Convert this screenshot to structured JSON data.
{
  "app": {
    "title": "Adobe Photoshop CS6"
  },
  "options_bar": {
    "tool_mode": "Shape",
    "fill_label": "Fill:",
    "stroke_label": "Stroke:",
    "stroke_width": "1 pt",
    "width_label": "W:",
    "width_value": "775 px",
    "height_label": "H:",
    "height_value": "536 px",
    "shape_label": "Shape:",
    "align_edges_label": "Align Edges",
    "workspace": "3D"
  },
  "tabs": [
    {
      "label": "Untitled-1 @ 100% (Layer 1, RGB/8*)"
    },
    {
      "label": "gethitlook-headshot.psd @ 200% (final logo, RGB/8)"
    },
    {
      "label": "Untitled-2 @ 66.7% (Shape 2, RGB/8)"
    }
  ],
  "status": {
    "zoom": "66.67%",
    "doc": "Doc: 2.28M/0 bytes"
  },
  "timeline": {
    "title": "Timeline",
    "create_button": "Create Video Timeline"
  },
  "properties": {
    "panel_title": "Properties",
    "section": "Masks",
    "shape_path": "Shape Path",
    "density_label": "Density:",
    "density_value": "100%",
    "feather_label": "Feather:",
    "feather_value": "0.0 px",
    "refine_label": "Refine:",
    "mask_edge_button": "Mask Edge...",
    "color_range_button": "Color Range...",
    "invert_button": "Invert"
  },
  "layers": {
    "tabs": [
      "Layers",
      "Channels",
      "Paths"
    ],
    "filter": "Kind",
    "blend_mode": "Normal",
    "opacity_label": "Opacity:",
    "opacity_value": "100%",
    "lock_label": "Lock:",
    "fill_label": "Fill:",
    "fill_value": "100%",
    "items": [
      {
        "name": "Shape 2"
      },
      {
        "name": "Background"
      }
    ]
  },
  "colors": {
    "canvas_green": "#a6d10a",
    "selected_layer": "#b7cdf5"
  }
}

▬▬▬

**Written problem**
Copy the material above verbatim.

**The solution**
Convert this screenshot to structured JSON data.
{
  "app": {
    "title": "Adobe Photoshop CS6"
  },
  "options_bar": {
    "tool_mode": "Shape",
    "fill_label": "Fill:",
    "stroke_label": "Stroke:",
    "stroke_width": "1 pt",
    "width_label": "W:",
    "width_value": "775 px",
    "height_label": "H:",
    "height_value": "536 px",
    "shape_label": "Shape:",
    "align_edges_label": "Align Edges",
    "workspace": "3D"
  },
  "tabs": [
    {
      "label": "Untitled-1 @ 100% (Layer 1, RGB/8*)"
    },
    {
      "label": "gethitlook-headshot.psd @ 200% (final logo, RGB/8)"
    },
    {
      "label": "Untitled-2 @ 66.7% (Shape 2, RGB/8)"
    }
  ],
  "status": {
    "zoom": "66.67%",
    "doc": "Doc: 2.28M/0 bytes"
  },
  "timeline": {
    "title": "Timeline",
    "create_button": "Create Video Timeline"
  },
  "properties": {
    "panel_title": "Properties",
    "section": "Masks",
    "shape_path": "Shape Path",
    "density_label": "Density:",
    "density_value": "100%",
    "feather_label": "Feather:",
    "feather_value": "0.0 px",
    "refine_label": "Refine:",
    "mask_edge_button": "Mask Edge...",
    "color_range_button": "Color Range...",
    "invert_button": "Invert"
  },
  "layers": {
    "tabs": [
      "Layers",
      "Channels",
      "Paths"
    ],
    "filter": "Kind",
    "blend_mode": "Normal",
    "opacity_label": "Opacity:",
    "opacity_value": "100%",
    "lock_label": "Lock:",
    "fill_label": "Fill:",
    "fill_value": "100%",
    "items": [
      {
        "name": "Shape 2"
      },
      {
        "name": "Background"
      }
    ]
  },
  "colors": {
    "canvas_green": "#a6d10a",
    "selected_layer": "#b7cdf5"
  }
}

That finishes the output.